======== RECORDS SUPPLIED

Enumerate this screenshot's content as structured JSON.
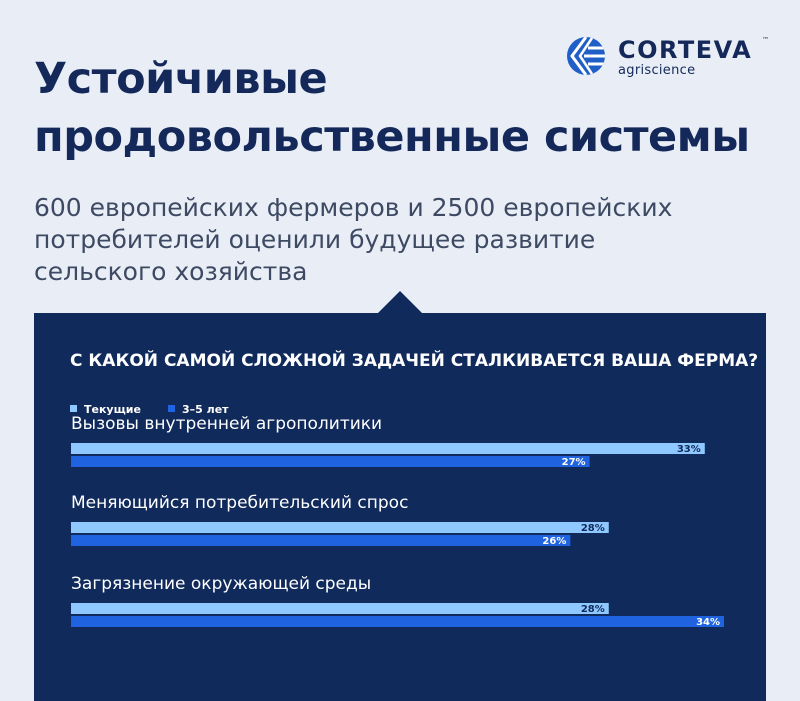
{
  "title_line1": "Устойчивые",
  "title_line2": "продовольственные системы",
  "subtitle_line1": "600 европейских фермеров и 2500 европейских",
  "subtitle_line2": "потребителей оценили будущее развитие",
  "subtitle_line3": "сельского хозяйства",
  "logo": {
    "word": "CORTEVA",
    "tm": "™",
    "sub": "agriscience",
    "icon": "corteva-globe-icon"
  },
  "colors": {
    "page_bg": "#e9eef6",
    "panel_bg": "#102a5b",
    "current": "#8fc7ff",
    "future": "#1f63e0",
    "title": "#14295a"
  },
  "chart_data": {
    "type": "bar",
    "orientation": "horizontal",
    "title": "С КАКОЙ САМОЙ СЛОЖНОЙ ЗАДАЧЕЙ СТАЛКИВАЕТСЯ ВАША ФЕРМА?",
    "categories": [
      "Вызовы внутренней агрополитики",
      "Меняющийся потребительский спрос",
      "Загрязнение окружающей среды"
    ],
    "series": [
      {
        "name": "Текущие",
        "color": "#8fc7ff",
        "values": [
          33,
          28,
          28
        ]
      },
      {
        "name": "3–5 лет",
        "color": "#1f63e0",
        "values": [
          27,
          26,
          34
        ]
      }
    ],
    "value_labels": [
      [
        "33%",
        "28%",
        "28%"
      ],
      [
        "27%",
        "26%",
        "34%"
      ]
    ],
    "unit": "%",
    "xlim": [
      0,
      34
    ],
    "legend_position": "top-left",
    "grid": false
  }
}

================

GIVEN PROBLEM
Each entry must be retyped word for word, with every image omitted.

EXERCISE OUTPUT
Enumerate this screenshot's content as structured JSON.
{
  "title_line1": "Устойчивые",
  "title_line2": "продовольственные системы",
  "subtitle_line1": "600 европейских фермеров и 2500 европейских",
  "subtitle_line2": "потребителей оценили будущее развитие",
  "subtitle_line3": "сельского хозяйства",
  "logo": {
    "word": "CORTEVA",
    "tm": "™",
    "sub": "agriscience",
    "icon": "corteva-globe-icon"
  },
  "colors": {
    "page_bg": "#e9eef6",
    "panel_bg": "#102a5b",
    "current": "#8fc7ff",
    "future": "#1f63e0",
    "title": "#14295a"
  },
  "chart_data": {
    "type": "bar",
    "orientation": "horizontal",
    "title": "С КАКОЙ САМОЙ СЛОЖНОЙ ЗАДАЧЕЙ СТАЛКИВАЕТСЯ ВАША ФЕРМА?",
    "categories": [
      "Вызовы внутренней агрополитики",
      "Меняющийся потребительский спрос",
      "Загрязнение окружающей среды"
    ],
    "series": [
      {
        "name": "Текущие",
        "color": "#8fc7ff",
        "values": [
          33,
          28,
          28
        ]
      },
      {
        "name": "3–5 лет",
        "color": "#1f63e0",
        "values": [
          27,
          26,
          34
        ]
      }
    ],
    "value_labels": [
      [
        "33%",
        "28%",
        "28%"
      ],
      [
        "27%",
        "26%",
        "34%"
      ]
    ],
    "unit": "%",
    "xlim": [
      0,
      34
    ],
    "legend_position": "top-left",
    "grid": false
  }
}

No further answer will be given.